Exercise directions:
Output every line below exactly.

Data for this task:
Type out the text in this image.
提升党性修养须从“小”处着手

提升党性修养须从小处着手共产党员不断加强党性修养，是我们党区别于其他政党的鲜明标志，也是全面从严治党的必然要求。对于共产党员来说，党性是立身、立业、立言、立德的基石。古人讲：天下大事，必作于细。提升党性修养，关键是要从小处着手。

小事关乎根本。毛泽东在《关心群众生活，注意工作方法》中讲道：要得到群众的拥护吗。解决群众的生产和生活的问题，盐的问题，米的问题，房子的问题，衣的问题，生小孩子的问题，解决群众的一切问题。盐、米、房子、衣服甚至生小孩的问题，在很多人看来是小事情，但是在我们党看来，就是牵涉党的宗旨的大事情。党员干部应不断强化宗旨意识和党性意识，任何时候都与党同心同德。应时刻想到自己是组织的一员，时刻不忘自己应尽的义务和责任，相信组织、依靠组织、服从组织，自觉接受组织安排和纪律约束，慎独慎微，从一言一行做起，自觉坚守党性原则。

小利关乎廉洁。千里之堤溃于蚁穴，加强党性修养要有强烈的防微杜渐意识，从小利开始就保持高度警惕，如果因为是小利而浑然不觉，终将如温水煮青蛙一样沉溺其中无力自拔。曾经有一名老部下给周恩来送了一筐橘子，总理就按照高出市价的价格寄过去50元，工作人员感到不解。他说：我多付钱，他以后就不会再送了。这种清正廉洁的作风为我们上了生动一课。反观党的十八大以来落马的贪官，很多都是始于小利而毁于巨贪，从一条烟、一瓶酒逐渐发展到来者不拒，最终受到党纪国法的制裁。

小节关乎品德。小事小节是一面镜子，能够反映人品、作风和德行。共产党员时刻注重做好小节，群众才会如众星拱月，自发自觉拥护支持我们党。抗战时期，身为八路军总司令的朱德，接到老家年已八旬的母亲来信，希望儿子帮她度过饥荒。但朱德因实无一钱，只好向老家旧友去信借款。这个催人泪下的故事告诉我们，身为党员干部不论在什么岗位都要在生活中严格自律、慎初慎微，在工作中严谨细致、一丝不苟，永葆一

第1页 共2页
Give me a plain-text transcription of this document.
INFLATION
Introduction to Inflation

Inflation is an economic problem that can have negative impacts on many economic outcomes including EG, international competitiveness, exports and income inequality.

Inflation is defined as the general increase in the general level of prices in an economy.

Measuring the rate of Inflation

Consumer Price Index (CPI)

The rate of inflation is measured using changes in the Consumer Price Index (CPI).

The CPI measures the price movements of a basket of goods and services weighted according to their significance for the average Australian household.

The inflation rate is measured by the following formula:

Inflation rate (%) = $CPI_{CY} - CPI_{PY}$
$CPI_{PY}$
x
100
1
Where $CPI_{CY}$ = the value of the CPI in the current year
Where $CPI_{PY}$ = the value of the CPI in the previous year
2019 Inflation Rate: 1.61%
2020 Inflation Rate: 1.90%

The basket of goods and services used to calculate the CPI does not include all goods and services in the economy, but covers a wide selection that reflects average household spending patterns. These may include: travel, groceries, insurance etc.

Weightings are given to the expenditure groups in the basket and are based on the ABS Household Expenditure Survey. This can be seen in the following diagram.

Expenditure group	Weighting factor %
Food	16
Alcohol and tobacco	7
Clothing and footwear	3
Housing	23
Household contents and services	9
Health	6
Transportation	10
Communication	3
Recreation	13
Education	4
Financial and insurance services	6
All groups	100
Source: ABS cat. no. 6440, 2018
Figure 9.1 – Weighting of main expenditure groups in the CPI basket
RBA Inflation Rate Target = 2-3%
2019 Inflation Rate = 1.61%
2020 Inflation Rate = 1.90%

Complete output:
Type out the text in this image.
提升党性修养须从“小”处着手

提升党性修养须从小处着手共产党员不断加强党性修养，是我们党区别于其他政党的鲜明标志，也是全面从严治党的必然要求。对于共产党员来说，党性是立身、立业、立言、立德的基石。古人讲：天下大事，必作于细。提升党性修养，关键是要从小处着手。

小事关乎根本。毛泽东在《关心群众生活，注意工作方法》中讲道：要得到群众的拥护吗。解决群众的生产和生活的问题，盐的问题，米的问题，房子的问题，衣的问题，生小孩子的问题，解决群众的一切问题。盐、米、房子、衣服甚至生小孩的问题，在很多人看来是小事情，但是在我们党看来，就是牵涉党的宗旨的大事情。党员干部应不断强化宗旨意识和党性意识，任何时候都与党同心同德。应时刻想到自己是组织的一员，时刻不忘自己应尽的义务和责任，相信组织、依靠组织、服从组织，自觉接受组织安排和纪律约束，慎独慎微，从一言一行做起，自觉坚守党性原则。

小利关乎廉洁。千里之堤溃于蚁穴，加强党性修养要有强烈的防微杜渐意识，从小利开始就保持高度警惕，如果因为是小利而浑然不觉，终将如温水煮青蛙一样沉溺其中无力自拔。曾经有一名老部下给周恩来送了一筐橘子，总理就按照高出市价的价格寄过去50元，工作人员感到不解。他说：我多付钱，他以后就不会再送了。这种清正廉洁的作风为我们上了生动一课。反观党的十八大以来落马的贪官，很多都是始于小利而毁于巨贪，从一条烟、一瓶酒逐渐发展到来者不拒，最终受到党纪国法的制裁。

小节关乎品德。小事小节是一面镜子，能够反映人品、作风和德行。共产党员时刻注重做好小节，群众才会如众星拱月，自发自觉拥护支持我们党。抗战时期，身为八路军总司令的朱德，接到老家年已八旬的母亲来信，希望儿子帮她度过饥荒。但朱德因实无一钱，只好向老家旧友去信借款。这个催人泪下的故事告诉我们，身为党员干部不论在什么岗位都要在生活中严格自律、慎初慎微，在工作中严谨细致、一丝不苟，永葆一

第1页 共2页
Give me a plain-text transcription of this document.
INFLATION
Introduction to Inflation

Inflation is an economic problem that can have negative impacts on many economic outcomes including EG, international competitiveness, exports and income inequality.

Inflation is defined as the general increase in the general level of prices in an economy.

Measuring the rate of Inflation

Consumer Price Index (CPI)

The rate of inflation is measured using changes in the Consumer Price Index (CPI).

The CPI measures the price movements of a basket of goods and services weighted according to their significance for the average Australian household.

The inflation rate is measured by the following formula:

Inflation rate (%) = $CPI_{CY} - CPI_{PY}$
$CPI_{PY}$
x
100
1
Where $CPI_{CY}$ = the value of the CPI in the current year
Where $CPI_{PY}$ = the value of the CPI in the previous year
2019 Inflation Rate: 1.61%
2020 Inflation Rate: 1.90%

The basket of goods and services used to calculate the CPI does not include all goods and services in the economy, but covers a wide selection that reflects average household spending patterns. These may include: travel, groceries, insurance etc.

Weightings are given to the expenditure groups in the basket and are based on the ABS Household Expenditure Survey. This can be seen in the following diagram.

Expenditure group	Weighting factor %
Food	16
Alcohol and tobacco	7
Clothing and footwear	3
Housing	23
Household contents and services	9
Health	6
Transportation	10
Communication	3
Recreation	13
Education	4
Financial and insurance services	6
All groups	100
Source: ABS cat. no. 6440, 2018
Figure 9.1 – Weighting of main expenditure groups in the CPI basket
RBA Inflation Rate Target = 2-3%
2019 Inflation Rate = 1.61%
2020 Inflation Rate = 1.90%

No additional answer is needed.